* _OBJECTIVE_
Gather every line from the entries below that includes "this".

* _EXTRACTED DATA_
»»

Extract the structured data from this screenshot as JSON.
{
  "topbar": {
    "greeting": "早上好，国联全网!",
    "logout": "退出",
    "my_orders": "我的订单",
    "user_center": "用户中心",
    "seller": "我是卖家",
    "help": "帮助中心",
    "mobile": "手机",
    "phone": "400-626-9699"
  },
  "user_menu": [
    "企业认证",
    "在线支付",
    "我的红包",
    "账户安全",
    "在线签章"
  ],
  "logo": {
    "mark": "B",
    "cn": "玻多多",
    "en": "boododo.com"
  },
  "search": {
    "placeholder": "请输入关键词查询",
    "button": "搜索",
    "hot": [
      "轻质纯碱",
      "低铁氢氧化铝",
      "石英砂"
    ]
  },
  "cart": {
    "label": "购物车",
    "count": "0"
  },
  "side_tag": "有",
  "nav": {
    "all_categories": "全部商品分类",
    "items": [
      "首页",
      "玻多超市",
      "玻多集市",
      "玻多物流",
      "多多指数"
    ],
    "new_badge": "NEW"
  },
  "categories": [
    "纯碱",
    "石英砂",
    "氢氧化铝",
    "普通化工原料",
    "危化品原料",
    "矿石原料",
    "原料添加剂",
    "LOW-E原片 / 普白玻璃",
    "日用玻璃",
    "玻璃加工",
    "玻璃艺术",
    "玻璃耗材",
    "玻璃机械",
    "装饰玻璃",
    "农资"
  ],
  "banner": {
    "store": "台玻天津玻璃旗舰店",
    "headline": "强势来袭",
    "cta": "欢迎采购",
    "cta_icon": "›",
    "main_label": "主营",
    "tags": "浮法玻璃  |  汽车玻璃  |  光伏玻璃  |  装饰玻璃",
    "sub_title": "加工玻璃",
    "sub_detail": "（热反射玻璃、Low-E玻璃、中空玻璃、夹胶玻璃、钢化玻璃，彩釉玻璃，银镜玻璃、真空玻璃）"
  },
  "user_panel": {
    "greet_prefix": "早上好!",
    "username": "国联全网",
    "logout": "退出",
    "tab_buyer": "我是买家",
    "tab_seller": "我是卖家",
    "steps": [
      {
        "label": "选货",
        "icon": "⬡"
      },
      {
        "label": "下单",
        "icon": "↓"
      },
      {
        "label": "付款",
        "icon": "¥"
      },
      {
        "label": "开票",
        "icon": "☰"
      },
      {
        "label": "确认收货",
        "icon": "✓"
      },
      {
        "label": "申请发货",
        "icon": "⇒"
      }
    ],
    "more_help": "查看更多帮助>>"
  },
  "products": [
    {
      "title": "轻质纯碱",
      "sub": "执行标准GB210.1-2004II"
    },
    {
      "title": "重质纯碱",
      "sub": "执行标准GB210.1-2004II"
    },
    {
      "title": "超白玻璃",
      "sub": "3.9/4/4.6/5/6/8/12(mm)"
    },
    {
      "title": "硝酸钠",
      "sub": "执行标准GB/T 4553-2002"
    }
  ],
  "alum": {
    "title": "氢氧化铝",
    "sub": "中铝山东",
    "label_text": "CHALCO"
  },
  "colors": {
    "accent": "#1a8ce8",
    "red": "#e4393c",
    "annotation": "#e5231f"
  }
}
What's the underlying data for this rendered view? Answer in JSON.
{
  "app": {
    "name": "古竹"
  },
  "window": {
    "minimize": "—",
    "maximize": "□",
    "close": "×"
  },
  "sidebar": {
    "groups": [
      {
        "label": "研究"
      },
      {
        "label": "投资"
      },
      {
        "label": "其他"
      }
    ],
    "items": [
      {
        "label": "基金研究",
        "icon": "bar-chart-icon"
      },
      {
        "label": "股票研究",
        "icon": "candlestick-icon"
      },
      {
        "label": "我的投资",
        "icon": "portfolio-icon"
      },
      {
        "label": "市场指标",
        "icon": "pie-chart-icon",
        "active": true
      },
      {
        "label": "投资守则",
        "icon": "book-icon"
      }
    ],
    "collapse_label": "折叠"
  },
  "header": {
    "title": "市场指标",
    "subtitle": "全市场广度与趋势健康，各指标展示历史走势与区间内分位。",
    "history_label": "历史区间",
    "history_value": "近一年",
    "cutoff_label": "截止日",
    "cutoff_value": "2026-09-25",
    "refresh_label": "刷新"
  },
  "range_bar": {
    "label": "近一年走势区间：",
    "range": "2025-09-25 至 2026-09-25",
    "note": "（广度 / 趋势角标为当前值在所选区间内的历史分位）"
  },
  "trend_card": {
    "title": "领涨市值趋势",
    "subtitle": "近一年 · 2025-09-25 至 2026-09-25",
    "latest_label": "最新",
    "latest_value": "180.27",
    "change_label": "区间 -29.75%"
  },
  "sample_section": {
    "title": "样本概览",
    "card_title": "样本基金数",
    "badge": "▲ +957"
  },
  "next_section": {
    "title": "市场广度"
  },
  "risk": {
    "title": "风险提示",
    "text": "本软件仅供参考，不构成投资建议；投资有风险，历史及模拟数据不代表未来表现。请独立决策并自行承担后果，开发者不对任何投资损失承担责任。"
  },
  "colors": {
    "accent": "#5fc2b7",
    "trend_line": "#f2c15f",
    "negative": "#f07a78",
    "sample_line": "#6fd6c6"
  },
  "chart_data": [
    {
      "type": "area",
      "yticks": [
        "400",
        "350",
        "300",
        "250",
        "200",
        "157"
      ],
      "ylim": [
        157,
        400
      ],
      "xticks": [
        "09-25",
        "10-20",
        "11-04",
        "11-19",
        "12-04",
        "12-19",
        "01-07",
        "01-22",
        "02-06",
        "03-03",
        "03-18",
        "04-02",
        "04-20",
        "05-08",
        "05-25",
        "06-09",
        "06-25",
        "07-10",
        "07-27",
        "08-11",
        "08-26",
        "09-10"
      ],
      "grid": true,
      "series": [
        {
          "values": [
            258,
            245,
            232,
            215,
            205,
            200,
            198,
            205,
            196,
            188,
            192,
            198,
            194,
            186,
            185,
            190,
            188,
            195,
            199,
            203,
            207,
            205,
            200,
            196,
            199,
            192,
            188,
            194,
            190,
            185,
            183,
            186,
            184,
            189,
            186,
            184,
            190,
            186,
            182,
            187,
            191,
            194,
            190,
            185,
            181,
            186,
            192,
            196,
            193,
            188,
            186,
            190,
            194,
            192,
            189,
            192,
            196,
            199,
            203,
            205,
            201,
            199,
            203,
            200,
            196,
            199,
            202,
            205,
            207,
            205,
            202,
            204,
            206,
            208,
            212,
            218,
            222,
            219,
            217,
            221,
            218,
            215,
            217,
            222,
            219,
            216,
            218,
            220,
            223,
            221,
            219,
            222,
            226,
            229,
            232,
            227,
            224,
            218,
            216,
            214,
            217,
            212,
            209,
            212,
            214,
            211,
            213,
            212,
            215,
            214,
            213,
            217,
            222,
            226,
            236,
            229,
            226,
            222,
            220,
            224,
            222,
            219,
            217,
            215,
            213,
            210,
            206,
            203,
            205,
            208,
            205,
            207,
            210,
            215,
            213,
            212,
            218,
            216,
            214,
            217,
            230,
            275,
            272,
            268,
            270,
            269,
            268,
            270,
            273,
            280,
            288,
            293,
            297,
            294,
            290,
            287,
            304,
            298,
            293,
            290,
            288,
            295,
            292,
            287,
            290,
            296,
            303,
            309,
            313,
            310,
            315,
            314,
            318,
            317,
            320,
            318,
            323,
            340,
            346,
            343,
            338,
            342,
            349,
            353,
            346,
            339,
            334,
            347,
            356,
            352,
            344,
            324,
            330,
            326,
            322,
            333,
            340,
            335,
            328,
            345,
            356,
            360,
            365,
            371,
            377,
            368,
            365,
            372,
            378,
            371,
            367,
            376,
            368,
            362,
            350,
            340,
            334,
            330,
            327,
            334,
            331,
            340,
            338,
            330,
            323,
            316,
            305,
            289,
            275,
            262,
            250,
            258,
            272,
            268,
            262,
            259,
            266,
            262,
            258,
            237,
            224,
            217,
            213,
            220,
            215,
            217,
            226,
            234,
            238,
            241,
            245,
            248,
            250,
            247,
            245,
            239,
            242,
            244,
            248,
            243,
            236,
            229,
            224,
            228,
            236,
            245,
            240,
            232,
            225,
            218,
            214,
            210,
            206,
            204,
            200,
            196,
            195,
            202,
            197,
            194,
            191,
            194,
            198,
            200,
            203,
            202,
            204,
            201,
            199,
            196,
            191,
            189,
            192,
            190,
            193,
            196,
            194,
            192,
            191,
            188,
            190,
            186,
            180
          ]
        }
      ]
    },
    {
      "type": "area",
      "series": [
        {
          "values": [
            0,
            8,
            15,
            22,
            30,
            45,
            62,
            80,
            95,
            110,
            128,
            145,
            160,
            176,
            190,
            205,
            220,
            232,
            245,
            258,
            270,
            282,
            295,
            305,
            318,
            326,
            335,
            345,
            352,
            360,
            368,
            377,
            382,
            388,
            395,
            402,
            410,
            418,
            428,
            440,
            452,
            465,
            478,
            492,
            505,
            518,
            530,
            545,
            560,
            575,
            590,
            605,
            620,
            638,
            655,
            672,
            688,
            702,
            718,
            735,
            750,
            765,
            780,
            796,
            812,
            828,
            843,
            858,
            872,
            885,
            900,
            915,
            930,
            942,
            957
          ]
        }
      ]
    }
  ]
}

««

* _REPLY TO THE TASK_
Extract the structured data from this screenshot as JSON.
What's the underlying data for this rendered view? Answer in JSON.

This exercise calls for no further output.